■ What needs to be done: Quote the entries that follow exactly, leaving none out.

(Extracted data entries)
* * * *
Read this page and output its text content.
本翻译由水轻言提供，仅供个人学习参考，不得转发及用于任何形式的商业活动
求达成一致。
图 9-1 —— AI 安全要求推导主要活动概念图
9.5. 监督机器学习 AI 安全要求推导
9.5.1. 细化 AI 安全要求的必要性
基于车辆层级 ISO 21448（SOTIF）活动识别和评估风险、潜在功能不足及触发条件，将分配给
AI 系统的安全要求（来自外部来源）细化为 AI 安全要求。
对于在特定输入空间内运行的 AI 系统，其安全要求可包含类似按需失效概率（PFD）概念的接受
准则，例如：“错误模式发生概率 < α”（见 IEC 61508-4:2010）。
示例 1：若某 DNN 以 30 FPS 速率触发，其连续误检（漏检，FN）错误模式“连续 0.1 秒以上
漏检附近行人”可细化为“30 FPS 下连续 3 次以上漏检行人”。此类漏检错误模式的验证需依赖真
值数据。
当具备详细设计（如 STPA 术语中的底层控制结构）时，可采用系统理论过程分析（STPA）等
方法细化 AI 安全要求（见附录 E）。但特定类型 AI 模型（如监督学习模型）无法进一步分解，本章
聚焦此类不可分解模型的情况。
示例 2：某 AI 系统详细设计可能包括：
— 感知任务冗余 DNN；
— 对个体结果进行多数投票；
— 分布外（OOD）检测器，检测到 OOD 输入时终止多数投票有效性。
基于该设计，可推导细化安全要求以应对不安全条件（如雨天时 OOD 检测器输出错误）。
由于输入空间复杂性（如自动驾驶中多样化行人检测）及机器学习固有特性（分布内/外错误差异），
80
* * * *
■ Expected answer:
Read this page and output its text content.
本翻译由水轻言提供，仅供个人学习参考，不得转发及用于任何形式的商业活动
求达成一致。
图 9-1 —— AI 安全要求推导主要活动概念图
9.5. 监督机器学习 AI 安全要求推导
9.5.1. 细化 AI 安全要求的必要性
基于车辆层级 ISO 21448（SOTIF）活动识别和评估风险、潜在功能不足及触发条件，将分配给
AI 系统的安全要求（来自外部来源）细化为 AI 安全要求。
对于在特定输入空间内运行的 AI 系统，其安全要求可包含类似按需失效概率（PFD）概念的接受
准则，例如：“错误模式发生概率 < α”（见 IEC 61508-4:2010）。
示例 1：若某 DNN 以 30 FPS 速率触发，其连续误检（漏检，FN）错误模式“连续 0.1 秒以上
漏检附近行人”可细化为“30 FPS 下连续 3 次以上漏检行人”。此类漏检错误模式的验证需依赖真
值数据。
当具备详细设计（如 STPA 术语中的底层控制结构）时，可采用系统理论过程分析（STPA）等
方法细化 AI 安全要求（见附录 E）。但特定类型 AI 模型（如监督学习模型）无法进一步分解，本章
聚焦此类不可分解模型的情况。
示例 2：某 AI 系统详细设计可能包括：
— 感知任务冗余 DNN；
— 对个体结果进行多数投票；
— 分布外（OOD）检测器，检测到 OOD 输入时终止多数投票有效性。
基于该设计，可推导细化安全要求以应对不安全条件（如雨天时 OOD 检测器输出错误）。
由于输入空间复杂性（如自动驾驶中多样化行人检测）及机器学习固有特性（分布内/外错误差异），
80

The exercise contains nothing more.